## start

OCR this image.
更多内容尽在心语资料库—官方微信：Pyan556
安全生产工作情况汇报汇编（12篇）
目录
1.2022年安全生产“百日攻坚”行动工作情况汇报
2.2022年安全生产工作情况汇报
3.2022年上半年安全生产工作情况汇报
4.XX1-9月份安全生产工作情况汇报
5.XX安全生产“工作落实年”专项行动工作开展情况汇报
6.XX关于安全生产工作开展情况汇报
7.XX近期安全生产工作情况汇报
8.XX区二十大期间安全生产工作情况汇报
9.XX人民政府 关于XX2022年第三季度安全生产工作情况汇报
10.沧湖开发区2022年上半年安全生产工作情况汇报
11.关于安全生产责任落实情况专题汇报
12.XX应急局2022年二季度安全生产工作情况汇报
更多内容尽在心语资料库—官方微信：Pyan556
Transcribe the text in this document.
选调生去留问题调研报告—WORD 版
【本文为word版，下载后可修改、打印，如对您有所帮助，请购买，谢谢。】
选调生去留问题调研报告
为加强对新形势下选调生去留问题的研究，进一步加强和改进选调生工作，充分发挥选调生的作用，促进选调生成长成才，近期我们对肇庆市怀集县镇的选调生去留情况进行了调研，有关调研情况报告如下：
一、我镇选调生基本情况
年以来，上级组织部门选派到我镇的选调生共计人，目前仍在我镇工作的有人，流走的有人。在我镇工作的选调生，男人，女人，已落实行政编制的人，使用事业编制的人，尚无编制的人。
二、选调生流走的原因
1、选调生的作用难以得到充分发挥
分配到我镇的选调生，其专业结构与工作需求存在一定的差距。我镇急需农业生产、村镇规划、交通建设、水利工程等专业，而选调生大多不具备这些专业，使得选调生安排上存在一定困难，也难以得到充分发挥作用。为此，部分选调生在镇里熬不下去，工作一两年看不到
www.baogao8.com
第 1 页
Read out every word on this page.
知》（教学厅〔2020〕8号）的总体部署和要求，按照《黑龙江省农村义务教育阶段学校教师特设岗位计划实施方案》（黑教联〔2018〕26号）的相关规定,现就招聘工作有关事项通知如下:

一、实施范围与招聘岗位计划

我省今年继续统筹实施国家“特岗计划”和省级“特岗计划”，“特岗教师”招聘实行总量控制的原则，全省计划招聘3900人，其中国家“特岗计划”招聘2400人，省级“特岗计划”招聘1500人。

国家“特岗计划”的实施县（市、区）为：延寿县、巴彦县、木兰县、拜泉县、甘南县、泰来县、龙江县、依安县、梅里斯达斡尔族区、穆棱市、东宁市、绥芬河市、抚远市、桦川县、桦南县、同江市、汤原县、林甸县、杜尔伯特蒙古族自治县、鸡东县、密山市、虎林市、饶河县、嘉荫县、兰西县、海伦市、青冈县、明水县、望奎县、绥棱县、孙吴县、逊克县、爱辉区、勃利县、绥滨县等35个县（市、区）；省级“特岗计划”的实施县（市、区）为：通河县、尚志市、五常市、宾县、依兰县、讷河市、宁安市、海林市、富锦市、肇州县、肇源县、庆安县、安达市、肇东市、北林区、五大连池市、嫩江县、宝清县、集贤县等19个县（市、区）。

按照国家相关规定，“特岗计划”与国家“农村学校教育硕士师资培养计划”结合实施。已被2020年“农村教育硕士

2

## end

__Work to complete__
Which lines run from the one containing "Read out every word on this page." to the end of the entries above? Quote exactly those, and only those.

__Task solution__
Read out every word on this page.
知》（教学厅〔2020〕8号）的总体部署和要求，按照《黑龙江省农村义务教育阶段学校教师特设岗位计划实施方案》（黑教联〔2018〕26号）的相关规定,现就招聘工作有关事项通知如下:

一、实施范围与招聘岗位计划

我省今年继续统筹实施国家“特岗计划”和省级“特岗计划”，“特岗教师”招聘实行总量控制的原则，全省计划招聘3900人，其中国家“特岗计划”招聘2400人，省级“特岗计划”招聘1500人。

国家“特岗计划”的实施县（市、区）为：延寿县、巴彦县、木兰县、拜泉县、甘南县、泰来县、龙江县、依安县、梅里斯达斡尔族区、穆棱市、东宁市、绥芬河市、抚远市、桦川县、桦南县、同江市、汤原县、林甸县、杜尔伯特蒙古族自治县、鸡东县、密山市、虎林市、饶河县、嘉荫县、兰西县、海伦市、青冈县、明水县、望奎县、绥棱县、孙吴县、逊克县、爱辉区、勃利县、绥滨县等35个县（市、区）；省级“特岗计划”的实施县（市、区）为：通河县、尚志市、五常市、宾县、依兰县、讷河市、宁安市、海林市、富锦市、肇州县、肇源县、庆安县、安达市、肇东市、北林区、五大连池市、嫩江县、宝清县、集贤县等19个县（市、区）。

按照国家相关规定，“特岗计划”与国家“农村学校教育硕士师资培养计划”结合实施。已被2020年“农村教育硕士

2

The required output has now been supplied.